[Stored dataset items]
____

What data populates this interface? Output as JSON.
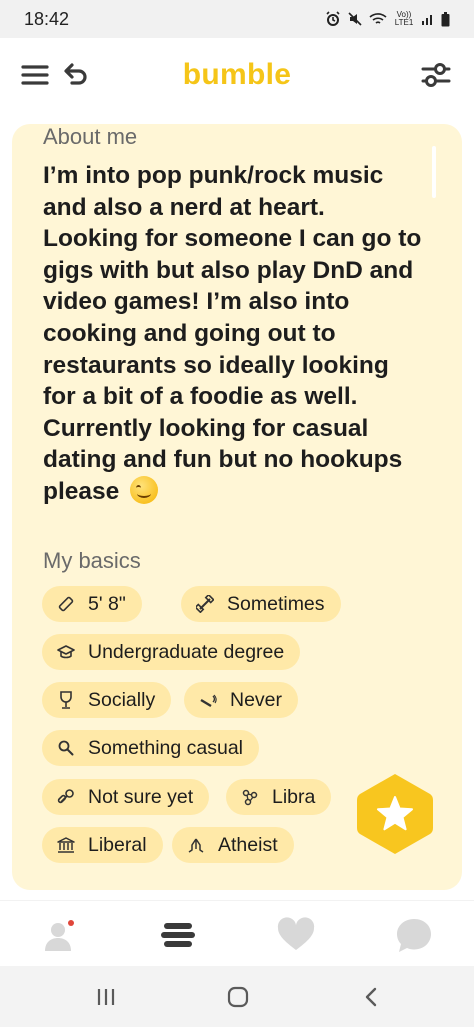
{
  "status_bar": {
    "time": "18:42",
    "network_label": "Vo)) LTE1"
  },
  "header": {
    "brand": "bumble",
    "brand_color": "#f5c518",
    "icons": [
      "menu-icon",
      "undo-icon",
      "filter-icon"
    ]
  },
  "profile": {
    "about_title": "About me",
    "about_text": "I’m into pop punk/rock music and also a nerd at heart. Looking for someone I can go to gigs with but also play DnD and video games! I’m also into cooking and going out to restaurants so ideally looking for a bit of a foodie as well. Currently looking for casual dating and fun but no hookups please",
    "about_emoji": "smiling-face-emoji",
    "basics_title": "My basics",
    "basics": [
      {
        "icon": "ruler-icon",
        "label": "5' 8\""
      },
      {
        "icon": "dumbbell-icon",
        "label": "Sometimes"
      },
      {
        "icon": "graduation-cap-icon",
        "label": "Undergraduate degree"
      },
      {
        "icon": "wine-glass-icon",
        "label": "Socially"
      },
      {
        "icon": "cigarette-icon",
        "label": "Never"
      },
      {
        "icon": "search-icon",
        "label": "Something casual"
      },
      {
        "icon": "pacifier-icon",
        "label": "Not sure yet"
      },
      {
        "icon": "zodiac-icon",
        "label": "Libra"
      },
      {
        "icon": "government-building-icon",
        "label": "Liberal"
      },
      {
        "icon": "praying-hands-icon",
        "label": "Atheist"
      }
    ]
  },
  "super_swipe": {
    "icon": "star-icon",
    "color": "#f8c61f"
  },
  "bottom_nav": [
    "profile-icon",
    "discover-icon",
    "likes-icon",
    "chats-icon"
  ],
  "colors": {
    "card_bg": "#fff6d6",
    "chip_bg": "#ffe9a8",
    "notification_dot": "#e0463a"
  }
}
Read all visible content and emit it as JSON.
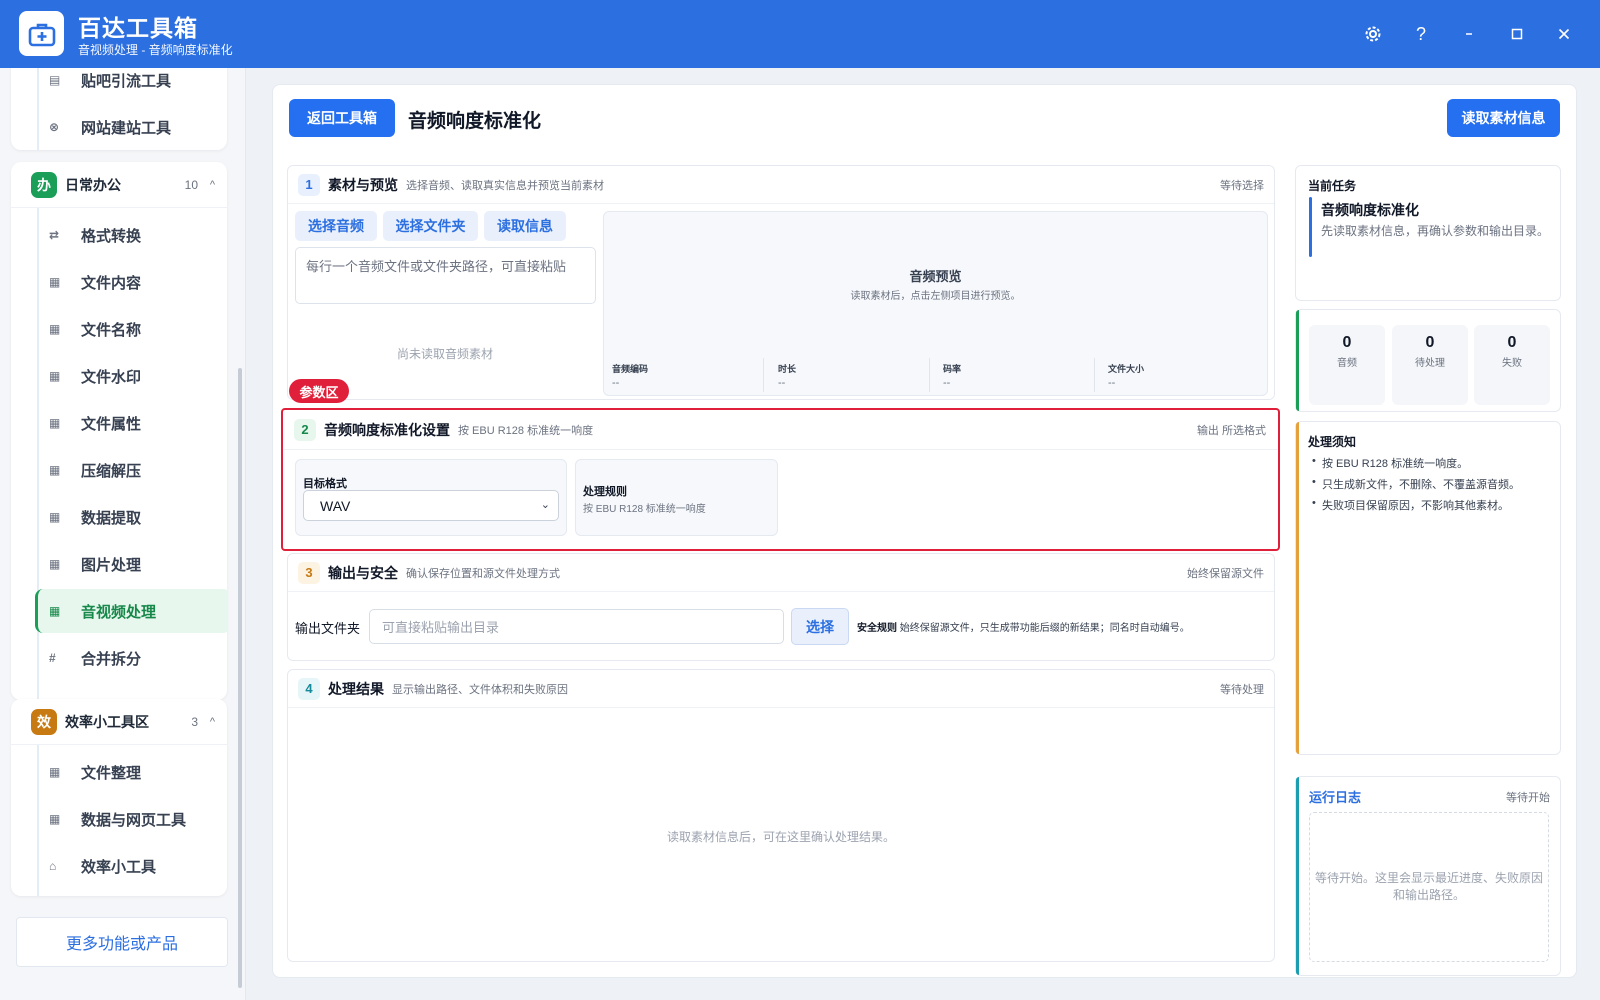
{
  "app": {
    "title": "百达工具箱",
    "subtitle": "音视频处理 - 音频响度标准化",
    "controls": [
      "settings-icon",
      "help-icon",
      "minimize-icon",
      "maximize-icon",
      "close-icon"
    ]
  },
  "sidebar": {
    "top_group_items": [
      {
        "label": "贴吧引流工具",
        "icon": "doc-icon"
      },
      {
        "label": "网站建站工具",
        "icon": "globe-icon"
      }
    ],
    "office_group": {
      "badge": "办",
      "badge_color": "#1a9e58",
      "title": "日常办公",
      "count": "10",
      "items": [
        {
          "label": "格式转换",
          "icon": "swap-icon"
        },
        {
          "label": "文件内容",
          "icon": "grid-icon"
        },
        {
          "label": "文件名称",
          "icon": "grid-icon"
        },
        {
          "label": "文件水印",
          "icon": "grid-icon"
        },
        {
          "label": "文件属性",
          "icon": "grid-icon"
        },
        {
          "label": "压缩解压",
          "icon": "grid-icon"
        },
        {
          "label": "数据提取",
          "icon": "grid-icon"
        },
        {
          "label": "图片处理",
          "icon": "grid-icon"
        },
        {
          "label": "音视频处理",
          "icon": "grid-icon",
          "active": true
        },
        {
          "label": "合并拆分",
          "icon": "hash-icon"
        }
      ]
    },
    "efficiency_group": {
      "badge": "效",
      "badge_color": "#c77a12",
      "title": "效率小工具区",
      "count": "3",
      "items": [
        {
          "label": "文件整理",
          "icon": "grid-icon"
        },
        {
          "label": "数据与网页工具",
          "icon": "grid-icon"
        },
        {
          "label": "效率小工具",
          "icon": "toolbox-icon"
        }
      ]
    },
    "more_label": "更多功能或产品"
  },
  "header": {
    "back_label": "返回工具箱",
    "page_title": "音频响度标准化",
    "read_info_label": "读取素材信息"
  },
  "section1": {
    "num": "1",
    "title": "素材与预览",
    "desc": "选择音频、读取真实信息并预览当前素材",
    "status": "等待选择",
    "buttons": [
      "选择音频",
      "选择文件夹",
      "读取信息"
    ],
    "placeholder": "每行一个音频文件或文件夹路径，可直接粘贴",
    "empty": "尚未读取音频素材",
    "preview_title": "音频预览",
    "preview_desc": "读取素材后，点击左侧项目进行预览。",
    "meta": [
      {
        "k": "音频编码",
        "v": "--"
      },
      {
        "k": "时长",
        "v": "--"
      },
      {
        "k": "码率",
        "v": "--"
      },
      {
        "k": "文件大小",
        "v": "--"
      }
    ]
  },
  "param_tag": "参数区",
  "section2": {
    "num": "2",
    "title": "音频响度标准化设置",
    "desc": "按 EBU R128 标准统一响度",
    "status": "输出 所选格式",
    "format_label": "目标格式",
    "format_value": "WAV",
    "rule_label": "处理规则",
    "rule_value": "按 EBU R128 标准统一响度"
  },
  "section3": {
    "num": "3",
    "title": "输出与安全",
    "desc": "确认保存位置和源文件处理方式",
    "status": "始终保留源文件",
    "output_label": "输出文件夹",
    "output_placeholder": "可直接粘贴输出目录",
    "choose_label": "选择",
    "safety_label": "安全规则",
    "safety_text": "始终保留源文件，只生成带功能后缀的新结果；同名时自动编号。"
  },
  "section4": {
    "num": "4",
    "title": "处理结果",
    "desc": "显示输出路径、文件体积和失败原因",
    "status": "等待处理",
    "empty": "读取素材信息后，可在这里确认处理结果。"
  },
  "task": {
    "label": "当前任务",
    "title": "音频响度标准化",
    "desc": "先读取素材信息，再确认参数和输出目录。"
  },
  "stats": [
    {
      "n": "0",
      "l": "音频"
    },
    {
      "n": "0",
      "l": "待处理"
    },
    {
      "n": "0",
      "l": "失败"
    }
  ],
  "notes": {
    "title": "处理须知",
    "items": [
      "按 EBU R128 标准统一响度。",
      "只生成新文件，不删除、不覆盖源音频。",
      "失败项目保留原因，不影响其他素材。"
    ]
  },
  "log": {
    "title": "运行日志",
    "status": "等待开始",
    "empty": "等待开始。这里会显示最近进度、失败原因和输出路径。"
  },
  "colors": {
    "titlebar": "#2c6fe0",
    "primary": "#2470f0",
    "highlight": "#e0203a",
    "active_green": "#16884a"
  }
}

____

» **Directions for this task**: Copy every entry word for word, but omit the pictures.

» **Result of the task**:
What data populates this interface? Output as JSON.
{
  "status_bar": {
    "time": "18:42",
    "network_label": "Vo)) LTE1"
  },
  "header": {
    "brand": "bumble",
    "brand_color": "#f5c518",
    "icons": [
      "menu-icon",
      "undo-icon",
      "filter-icon"
    ]
  },
  "profile": {
    "about_title": "About me",
    "about_text": "I’m into pop punk/rock music and also a nerd at heart. Looking for someone I can go to gigs with but also play DnD and video games! I’m also into cooking and going out to restaurants so ideally looking for a bit of a foodie as well. Currently looking for casual dating and fun but no hookups please",
    "about_emoji": "smiling-face-emoji",
    "basics_title": "My basics",
    "basics": [
      {
        "icon": "ruler-icon",
        "label": "5' 8\""
      },
      {
        "icon": "dumbbell-icon",
        "label": "Sometimes"
      },
      {
        "icon": "graduation-cap-icon",
        "label": "Undergraduate degree"
      },
      {
        "icon": "wine-glass-icon",
        "label": "Socially"
      },
      {
        "icon": "cigarette-icon",
        "label": "Never"
      },
      {
        "icon": "search-icon",
        "label": "Something casual"
      },
      {
        "icon": "pacifier-icon",
        "label": "Not sure yet"
      },
      {
        "icon": "zodiac-icon",
        "label": "Libra"
      },
      {
        "icon": "government-building-icon",
        "label": "Liberal"
      },
      {
        "icon": "praying-hands-icon",
        "label": "Atheist"
      }
    ]
  },
  "super_swipe": {
    "icon": "star-icon",
    "color": "#f8c61f"
  },
  "bottom_nav": [
    "profile-icon",
    "discover-icon",
    "likes-icon",
    "chats-icon"
  ],
  "colors": {
    "card_bg": "#fff6d6",
    "chip_bg": "#ffe9a8",
    "notification_dot": "#e0463a"
  }
}
Read all visible content and emit it as JSON.
{
  "app": {
    "title": "百达工具箱",
    "subtitle": "音视频处理 - 音频响度标准化",
    "controls": [
      "settings-icon",
      "help-icon",
      "minimize-icon",
      "maximize-icon",
      "close-icon"
    ]
  },
  "sidebar": {
    "top_group_items": [
      {
        "label": "贴吧引流工具",
        "icon": "doc-icon"
      },
      {
        "label": "网站建站工具",
        "icon": "globe-icon"
      }
    ],
    "office_group": {
      "badge": "办",
      "badge_color": "#1a9e58",
      "title": "日常办公",
      "count": "10",
      "items": [
        {
          "label": "格式转换",
          "icon": "swap-icon"
        },
        {
          "label": "文件内容",
          "icon": "grid-icon"
        },
        {
          "label": "文件名称",
          "icon": "grid-icon"
        },
        {
          "label": "文件水印",
          "icon": "grid-icon"
        },
        {
          "label": "文件属性",
          "icon": "grid-icon"
        },
        {
          "label": "压缩解压",
          "icon": "grid-icon"
        },
        {
          "label": "数据提取",
          "icon": "grid-icon"
        },
        {
          "label": "图片处理",
          "icon": "grid-icon"
        },
        {
          "label": "音视频处理",
          "icon": "grid-icon",
          "active": true
        },
        {
          "label": "合并拆分",
          "icon": "hash-icon"
        }
      ]
    },
    "efficiency_group": {
      "badge": "效",
      "badge_color": "#c77a12",
      "title": "效率小工具区",
      "count": "3",
      "items": [
        {
          "label": "文件整理",
          "icon": "grid-icon"
        },
        {
          "label": "数据与网页工具",
          "icon": "grid-icon"
        },
        {
          "label": "效率小工具",
          "icon": "toolbox-icon"
        }
      ]
    },
    "more_label": "更多功能或产品"
  },
  "header": {
    "back_label": "返回工具箱",
    "page_title": "音频响度标准化",
    "read_info_label": "读取素材信息"
  },
  "section1": {
    "num": "1",
    "title": "素材与预览",
    "desc": "选择音频、读取真实信息并预览当前素材",
    "status": "等待选择",
    "buttons": [
      "选择音频",
      "选择文件夹",
      "读取信息"
    ],
    "placeholder": "每行一个音频文件或文件夹路径，可直接粘贴",
    "empty": "尚未读取音频素材",
    "preview_title": "音频预览",
    "preview_desc": "读取素材后，点击左侧项目进行预览。",
    "meta": [
      {
        "k": "音频编码",
        "v": "--"
      },
      {
        "k": "时长",
        "v": "--"
      },
      {
        "k": "码率",
        "v": "--"
      },
      {
        "k": "文件大小",
        "v": "--"
      }
    ]
  },
  "param_tag": "参数区",
  "section2": {
    "num": "2",
    "title": "音频响度标准化设置",
    "desc": "按 EBU R128 标准统一响度",
    "status": "输出 所选格式",
    "format_label": "目标格式",
    "format_value": "WAV",
    "rule_label": "处理规则",
    "rule_value": "按 EBU R128 标准统一响度"
  },
  "section3": {
    "num": "3",
    "title": "输出与安全",
    "desc": "确认保存位置和源文件处理方式",
    "status": "始终保留源文件",
    "output_label": "输出文件夹",
    "output_placeholder": "可直接粘贴输出目录",
    "choose_label": "选择",
    "safety_label": "安全规则",
    "safety_text": "始终保留源文件，只生成带功能后缀的新结果；同名时自动编号。"
  },
  "section4": {
    "num": "4",
    "title": "处理结果",
    "desc": "显示输出路径、文件体积和失败原因",
    "status": "等待处理",
    "empty": "读取素材信息后，可在这里确认处理结果。"
  },
  "task": {
    "label": "当前任务",
    "title": "音频响度标准化",
    "desc": "先读取素材信息，再确认参数和输出目录。"
  },
  "stats": [
    {
      "n": "0",
      "l": "音频"
    },
    {
      "n": "0",
      "l": "待处理"
    },
    {
      "n": "0",
      "l": "失败"
    }
  ],
  "notes": {
    "title": "处理须知",
    "items": [
      "按 EBU R128 标准统一响度。",
      "只生成新文件，不删除、不覆盖源音频。",
      "失败项目保留原因，不影响其他素材。"
    ]
  },
  "log": {
    "title": "运行日志",
    "status": "等待开始",
    "empty": "等待开始。这里会显示最近进度、失败原因和输出路径。"
  },
  "colors": {
    "titlebar": "#2c6fe0",
    "primary": "#2470f0",
    "highlight": "#e0203a",
    "active_green": "#16884a"
  }
}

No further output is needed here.